→ **THE TASK**
Copy all of the records below verbatim.

····················

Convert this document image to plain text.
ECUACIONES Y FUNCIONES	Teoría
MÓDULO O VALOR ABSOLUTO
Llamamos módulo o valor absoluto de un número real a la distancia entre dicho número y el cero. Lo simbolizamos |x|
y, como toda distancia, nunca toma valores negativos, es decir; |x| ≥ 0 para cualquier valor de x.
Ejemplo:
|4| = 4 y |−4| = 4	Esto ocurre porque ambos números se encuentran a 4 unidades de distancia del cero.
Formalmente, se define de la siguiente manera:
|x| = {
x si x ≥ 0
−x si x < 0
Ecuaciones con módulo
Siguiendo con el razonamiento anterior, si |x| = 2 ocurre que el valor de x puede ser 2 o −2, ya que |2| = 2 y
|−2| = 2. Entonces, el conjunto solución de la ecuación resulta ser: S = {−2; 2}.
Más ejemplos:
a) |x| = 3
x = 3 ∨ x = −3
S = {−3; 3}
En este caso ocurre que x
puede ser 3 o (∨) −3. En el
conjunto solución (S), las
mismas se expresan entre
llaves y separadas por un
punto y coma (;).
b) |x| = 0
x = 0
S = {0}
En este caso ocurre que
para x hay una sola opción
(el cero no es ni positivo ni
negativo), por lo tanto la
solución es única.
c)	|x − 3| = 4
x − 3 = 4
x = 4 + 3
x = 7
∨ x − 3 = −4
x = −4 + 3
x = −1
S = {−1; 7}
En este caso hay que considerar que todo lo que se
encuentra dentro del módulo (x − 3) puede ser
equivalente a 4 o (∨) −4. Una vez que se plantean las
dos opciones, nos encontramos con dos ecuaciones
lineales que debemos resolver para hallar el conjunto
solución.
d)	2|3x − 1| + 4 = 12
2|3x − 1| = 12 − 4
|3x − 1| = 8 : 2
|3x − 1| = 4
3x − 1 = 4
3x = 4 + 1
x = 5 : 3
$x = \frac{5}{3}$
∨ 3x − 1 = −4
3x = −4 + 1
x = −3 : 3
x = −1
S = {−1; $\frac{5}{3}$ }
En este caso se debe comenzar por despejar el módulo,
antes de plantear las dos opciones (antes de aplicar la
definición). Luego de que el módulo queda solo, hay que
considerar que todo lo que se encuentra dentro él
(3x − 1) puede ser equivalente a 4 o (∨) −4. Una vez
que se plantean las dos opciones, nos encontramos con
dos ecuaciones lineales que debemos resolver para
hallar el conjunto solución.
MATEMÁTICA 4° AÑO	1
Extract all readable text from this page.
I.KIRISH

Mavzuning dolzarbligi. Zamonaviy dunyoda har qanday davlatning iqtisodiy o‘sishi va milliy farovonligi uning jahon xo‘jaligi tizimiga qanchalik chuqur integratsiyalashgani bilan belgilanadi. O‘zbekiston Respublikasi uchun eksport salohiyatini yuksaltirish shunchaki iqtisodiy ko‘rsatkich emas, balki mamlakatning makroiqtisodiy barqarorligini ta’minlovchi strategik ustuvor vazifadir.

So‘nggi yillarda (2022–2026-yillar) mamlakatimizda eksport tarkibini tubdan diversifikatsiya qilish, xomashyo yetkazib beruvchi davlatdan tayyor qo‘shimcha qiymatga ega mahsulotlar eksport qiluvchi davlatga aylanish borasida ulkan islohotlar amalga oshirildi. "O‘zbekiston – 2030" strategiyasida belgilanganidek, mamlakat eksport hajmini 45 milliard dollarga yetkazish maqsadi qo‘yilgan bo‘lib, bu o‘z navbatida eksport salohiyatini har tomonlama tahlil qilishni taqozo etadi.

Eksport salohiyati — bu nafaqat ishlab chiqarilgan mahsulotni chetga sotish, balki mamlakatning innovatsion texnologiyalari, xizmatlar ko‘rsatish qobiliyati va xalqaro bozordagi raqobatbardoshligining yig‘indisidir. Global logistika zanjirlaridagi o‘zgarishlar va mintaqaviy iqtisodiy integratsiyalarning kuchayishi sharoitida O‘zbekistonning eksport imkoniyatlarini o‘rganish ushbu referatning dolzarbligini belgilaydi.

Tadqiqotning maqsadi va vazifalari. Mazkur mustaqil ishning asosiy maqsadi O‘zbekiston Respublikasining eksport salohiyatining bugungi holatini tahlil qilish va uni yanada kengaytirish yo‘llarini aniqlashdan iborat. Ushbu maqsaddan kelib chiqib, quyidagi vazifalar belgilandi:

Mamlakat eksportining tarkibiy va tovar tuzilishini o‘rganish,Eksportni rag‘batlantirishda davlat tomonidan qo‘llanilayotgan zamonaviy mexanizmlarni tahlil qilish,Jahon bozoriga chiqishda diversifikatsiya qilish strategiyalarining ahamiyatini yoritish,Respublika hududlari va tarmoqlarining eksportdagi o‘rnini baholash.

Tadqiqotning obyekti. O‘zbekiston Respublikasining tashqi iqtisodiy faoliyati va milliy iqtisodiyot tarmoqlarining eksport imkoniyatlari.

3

····················

→ **ANSWER TO THE PROBLEM**
Convert this document image to plain text.
ECUACIONES Y FUNCIONES	Teoría
MÓDULO O VALOR ABSOLUTO
Llamamos módulo o valor absoluto de un número real a la distancia entre dicho número y el cero. Lo simbolizamos |x|
y, como toda distancia, nunca toma valores negativos, es decir; |x| ≥ 0 para cualquier valor de x.
Ejemplo:
|4| = 4 y |−4| = 4	Esto ocurre porque ambos números se encuentran a 4 unidades de distancia del cero.
Formalmente, se define de la siguiente manera:
|x| = {
x si x ≥ 0
−x si x < 0
Ecuaciones con módulo
Siguiendo con el razonamiento anterior, si |x| = 2 ocurre que el valor de x puede ser 2 o −2, ya que |2| = 2 y
|−2| = 2. Entonces, el conjunto solución de la ecuación resulta ser: S = {−2; 2}.
Más ejemplos:
a) |x| = 3
x = 3 ∨ x = −3
S = {−3; 3}
En este caso ocurre que x
puede ser 3 o (∨) −3. En el
conjunto solución (S), las
mismas se expresan entre
llaves y separadas por un
punto y coma (;).
b) |x| = 0
x = 0
S = {0}
En este caso ocurre que
para x hay una sola opción
(el cero no es ni positivo ni
negativo), por lo tanto la
solución es única.
c)	|x − 3| = 4
x − 3 = 4
x = 4 + 3
x = 7
∨ x − 3 = −4
x = −4 + 3
x = −1
S = {−1; 7}
En este caso hay que considerar que todo lo que se
encuentra dentro del módulo (x − 3) puede ser
equivalente a 4 o (∨) −4. Una vez que se plantean las
dos opciones, nos encontramos con dos ecuaciones
lineales que debemos resolver para hallar el conjunto
solución.
d)	2|3x − 1| + 4 = 12
2|3x − 1| = 12 − 4
|3x − 1| = 8 : 2
|3x − 1| = 4
3x − 1 = 4
3x = 4 + 1
x = 5 : 3
$x = \frac{5}{3}$
∨ 3x − 1 = −4
3x = −4 + 1
x = −3 : 3
x = −1
S = {−1; $\frac{5}{3}$ }
En este caso se debe comenzar por despejar el módulo,
antes de plantear las dos opciones (antes de aplicar la
definición). Luego de que el módulo queda solo, hay que
considerar que todo lo que se encuentra dentro él
(3x − 1) puede ser equivalente a 4 o (∨) −4. Una vez
que se plantean las dos opciones, nos encontramos con
dos ecuaciones lineales que debemos resolver para
hallar el conjunto solución.
MATEMÁTICA 4° AÑO	1
Extract all readable text from this page.
I.KIRISH

Mavzuning dolzarbligi. Zamonaviy dunyoda har qanday davlatning iqtisodiy o‘sishi va milliy farovonligi uning jahon xo‘jaligi tizimiga qanchalik chuqur integratsiyalashgani bilan belgilanadi. O‘zbekiston Respublikasi uchun eksport salohiyatini yuksaltirish shunchaki iqtisodiy ko‘rsatkich emas, balki mamlakatning makroiqtisodiy barqarorligini ta’minlovchi strategik ustuvor vazifadir.

So‘nggi yillarda (2022–2026-yillar) mamlakatimizda eksport tarkibini tubdan diversifikatsiya qilish, xomashyo yetkazib beruvchi davlatdan tayyor qo‘shimcha qiymatga ega mahsulotlar eksport qiluvchi davlatga aylanish borasida ulkan islohotlar amalga oshirildi. "O‘zbekiston – 2030" strategiyasida belgilanganidek, mamlakat eksport hajmini 45 milliard dollarga yetkazish maqsadi qo‘yilgan bo‘lib, bu o‘z navbatida eksport salohiyatini har tomonlama tahlil qilishni taqozo etadi.

Eksport salohiyati — bu nafaqat ishlab chiqarilgan mahsulotni chetga sotish, balki mamlakatning innovatsion texnologiyalari, xizmatlar ko‘rsatish qobiliyati va xalqaro bozordagi raqobatbardoshligining yig‘indisidir. Global logistika zanjirlaridagi o‘zgarishlar va mintaqaviy iqtisodiy integratsiyalarning kuchayishi sharoitida O‘zbekistonning eksport imkoniyatlarini o‘rganish ushbu referatning dolzarbligini belgilaydi.

Tadqiqotning maqsadi va vazifalari. Mazkur mustaqil ishning asosiy maqsadi O‘zbekiston Respublikasining eksport salohiyatining bugungi holatini tahlil qilish va uni yanada kengaytirish yo‘llarini aniqlashdan iborat. Ushbu maqsaddan kelib chiqib, quyidagi vazifalar belgilandi:

Mamlakat eksportining tarkibiy va tovar tuzilishini o‘rganish,Eksportni rag‘batlantirishda davlat tomonidan qo‘llanilayotgan zamonaviy mexanizmlarni tahlil qilish,Jahon bozoriga chiqishda diversifikatsiya qilish strategiyalarining ahamiyatini yoritish,Respublika hududlari va tarmoqlarining eksportdagi o‘rnini baholash.

Tadqiqotning obyekti. O‘zbekiston Respublikasining tashqi iqtisodiy faoliyati va milliy iqtisodiyot tarmoqlarining eksport imkoniyatlari.

3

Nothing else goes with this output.